▸ Objective:
Work through the data line by line, gathering every line that has the word "Report".

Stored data
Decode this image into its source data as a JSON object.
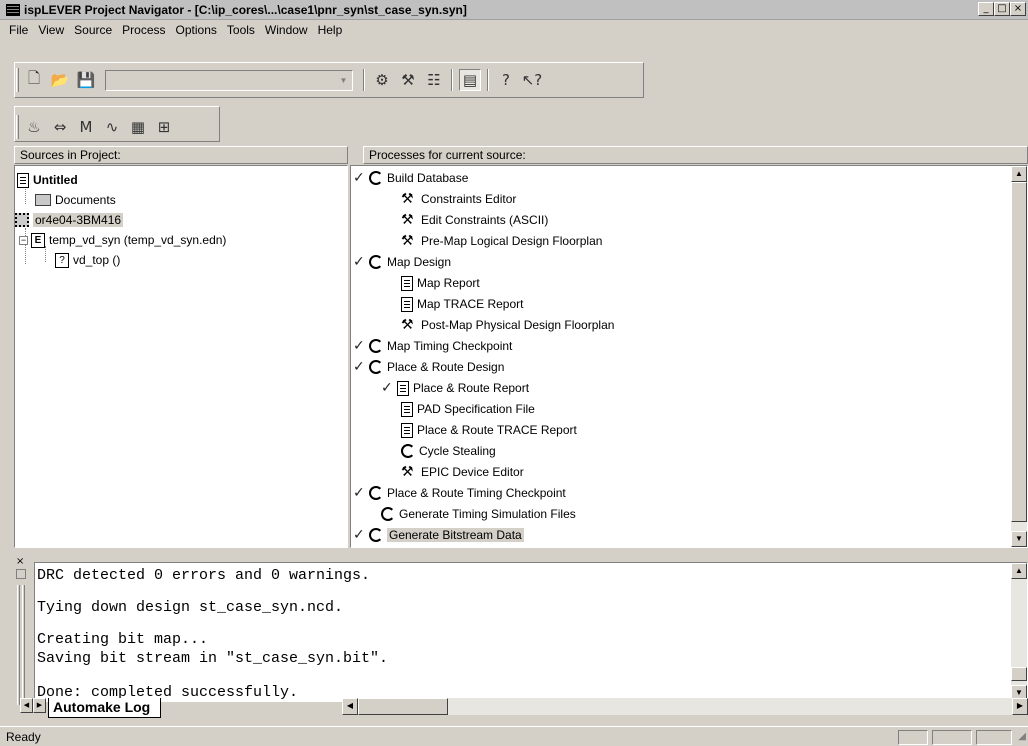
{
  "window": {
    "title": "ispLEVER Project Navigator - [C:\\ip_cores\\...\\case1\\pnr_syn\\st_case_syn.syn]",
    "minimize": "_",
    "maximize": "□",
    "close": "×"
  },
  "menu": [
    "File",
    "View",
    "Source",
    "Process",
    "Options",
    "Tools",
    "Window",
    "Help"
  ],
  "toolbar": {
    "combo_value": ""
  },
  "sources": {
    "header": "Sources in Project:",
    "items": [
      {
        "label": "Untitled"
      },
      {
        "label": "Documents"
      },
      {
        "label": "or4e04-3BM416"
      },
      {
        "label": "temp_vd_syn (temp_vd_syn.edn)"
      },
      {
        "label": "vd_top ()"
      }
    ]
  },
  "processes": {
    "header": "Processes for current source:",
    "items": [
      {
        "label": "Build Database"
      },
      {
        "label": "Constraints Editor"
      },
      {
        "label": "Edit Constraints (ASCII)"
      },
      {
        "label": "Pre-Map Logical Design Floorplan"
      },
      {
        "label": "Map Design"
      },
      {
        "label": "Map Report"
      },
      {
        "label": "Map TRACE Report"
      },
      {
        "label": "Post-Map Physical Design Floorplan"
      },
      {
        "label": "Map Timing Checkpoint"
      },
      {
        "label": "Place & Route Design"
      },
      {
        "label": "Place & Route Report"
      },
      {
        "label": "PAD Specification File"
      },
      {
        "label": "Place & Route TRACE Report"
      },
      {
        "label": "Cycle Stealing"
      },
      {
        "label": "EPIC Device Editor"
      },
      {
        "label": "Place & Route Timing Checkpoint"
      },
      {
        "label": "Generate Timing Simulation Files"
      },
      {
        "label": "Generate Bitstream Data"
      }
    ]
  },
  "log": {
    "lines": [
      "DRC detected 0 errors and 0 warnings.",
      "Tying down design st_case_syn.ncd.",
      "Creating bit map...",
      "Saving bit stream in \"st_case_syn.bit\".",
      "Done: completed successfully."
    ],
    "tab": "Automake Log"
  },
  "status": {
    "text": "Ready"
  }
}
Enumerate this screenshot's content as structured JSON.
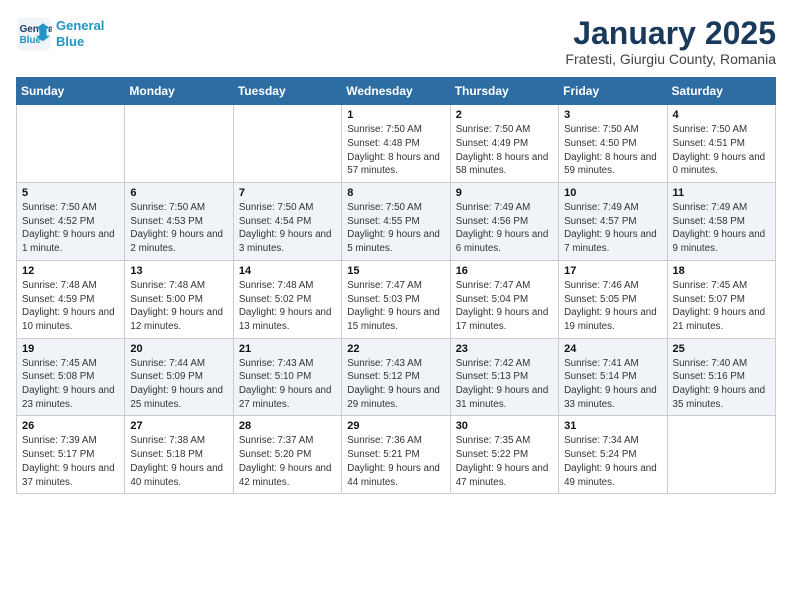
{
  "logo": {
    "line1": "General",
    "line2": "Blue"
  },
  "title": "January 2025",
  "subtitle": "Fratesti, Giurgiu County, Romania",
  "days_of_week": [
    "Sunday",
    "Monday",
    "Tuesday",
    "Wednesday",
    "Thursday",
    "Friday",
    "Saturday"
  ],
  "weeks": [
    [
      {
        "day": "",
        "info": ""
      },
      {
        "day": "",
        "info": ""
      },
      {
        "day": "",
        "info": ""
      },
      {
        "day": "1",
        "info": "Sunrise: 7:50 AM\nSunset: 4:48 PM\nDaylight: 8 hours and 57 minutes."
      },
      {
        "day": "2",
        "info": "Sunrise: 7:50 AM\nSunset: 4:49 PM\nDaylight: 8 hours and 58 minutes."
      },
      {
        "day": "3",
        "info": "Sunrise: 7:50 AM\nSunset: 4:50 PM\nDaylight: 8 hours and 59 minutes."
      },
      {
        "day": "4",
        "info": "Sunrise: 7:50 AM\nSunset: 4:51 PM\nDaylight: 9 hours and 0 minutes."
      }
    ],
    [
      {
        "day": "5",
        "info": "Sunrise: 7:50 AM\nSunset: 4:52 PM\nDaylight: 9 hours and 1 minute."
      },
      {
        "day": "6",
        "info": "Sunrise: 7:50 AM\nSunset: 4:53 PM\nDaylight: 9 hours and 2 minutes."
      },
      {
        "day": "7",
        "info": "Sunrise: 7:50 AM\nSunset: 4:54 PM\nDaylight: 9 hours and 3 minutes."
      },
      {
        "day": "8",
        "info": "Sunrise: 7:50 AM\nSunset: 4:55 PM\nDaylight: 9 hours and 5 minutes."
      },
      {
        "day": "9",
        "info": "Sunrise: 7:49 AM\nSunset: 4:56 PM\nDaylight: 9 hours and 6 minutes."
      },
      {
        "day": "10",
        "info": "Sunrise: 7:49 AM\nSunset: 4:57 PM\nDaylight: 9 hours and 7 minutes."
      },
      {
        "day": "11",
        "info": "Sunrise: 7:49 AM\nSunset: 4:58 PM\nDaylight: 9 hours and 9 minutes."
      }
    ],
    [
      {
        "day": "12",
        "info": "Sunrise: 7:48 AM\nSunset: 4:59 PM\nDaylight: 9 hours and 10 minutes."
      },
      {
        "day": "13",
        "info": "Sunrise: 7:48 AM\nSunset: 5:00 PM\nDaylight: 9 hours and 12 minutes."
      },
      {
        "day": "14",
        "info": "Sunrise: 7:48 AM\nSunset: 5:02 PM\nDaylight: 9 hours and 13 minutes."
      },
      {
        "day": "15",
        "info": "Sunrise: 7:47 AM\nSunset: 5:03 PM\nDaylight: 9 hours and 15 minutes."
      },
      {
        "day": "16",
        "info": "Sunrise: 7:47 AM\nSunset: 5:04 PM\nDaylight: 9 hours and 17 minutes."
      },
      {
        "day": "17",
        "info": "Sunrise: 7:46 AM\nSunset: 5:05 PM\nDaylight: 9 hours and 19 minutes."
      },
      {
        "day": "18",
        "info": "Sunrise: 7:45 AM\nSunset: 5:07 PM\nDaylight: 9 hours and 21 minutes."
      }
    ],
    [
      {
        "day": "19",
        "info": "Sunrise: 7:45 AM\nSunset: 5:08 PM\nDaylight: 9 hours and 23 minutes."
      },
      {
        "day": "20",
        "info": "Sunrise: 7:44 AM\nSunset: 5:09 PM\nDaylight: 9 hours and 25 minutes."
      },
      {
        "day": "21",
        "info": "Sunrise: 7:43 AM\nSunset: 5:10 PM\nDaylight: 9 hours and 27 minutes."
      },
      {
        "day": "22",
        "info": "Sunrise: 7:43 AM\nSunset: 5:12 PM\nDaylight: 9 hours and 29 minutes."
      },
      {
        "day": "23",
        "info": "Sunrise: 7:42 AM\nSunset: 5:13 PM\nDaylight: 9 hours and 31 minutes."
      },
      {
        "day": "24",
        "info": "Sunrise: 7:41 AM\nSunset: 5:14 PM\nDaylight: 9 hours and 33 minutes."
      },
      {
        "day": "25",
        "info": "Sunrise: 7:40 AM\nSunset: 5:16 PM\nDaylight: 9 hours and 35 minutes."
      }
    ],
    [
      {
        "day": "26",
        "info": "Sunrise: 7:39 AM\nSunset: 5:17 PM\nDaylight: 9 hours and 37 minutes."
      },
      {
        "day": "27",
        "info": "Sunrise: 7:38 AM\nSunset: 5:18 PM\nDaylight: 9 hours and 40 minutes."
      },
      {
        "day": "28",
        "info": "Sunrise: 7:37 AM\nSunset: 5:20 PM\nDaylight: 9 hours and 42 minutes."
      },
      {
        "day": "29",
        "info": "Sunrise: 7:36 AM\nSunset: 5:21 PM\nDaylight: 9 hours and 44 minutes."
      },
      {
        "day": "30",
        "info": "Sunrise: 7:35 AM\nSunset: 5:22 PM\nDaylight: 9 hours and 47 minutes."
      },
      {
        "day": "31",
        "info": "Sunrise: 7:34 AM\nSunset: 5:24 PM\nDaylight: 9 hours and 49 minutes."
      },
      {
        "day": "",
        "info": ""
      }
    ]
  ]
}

▸ Answer to this exercise:
        "label": "Map Report"
        "label": "Map TRACE Report"
        "label": "Place & Route Report"
        "label": "Place & Route TRACE Report"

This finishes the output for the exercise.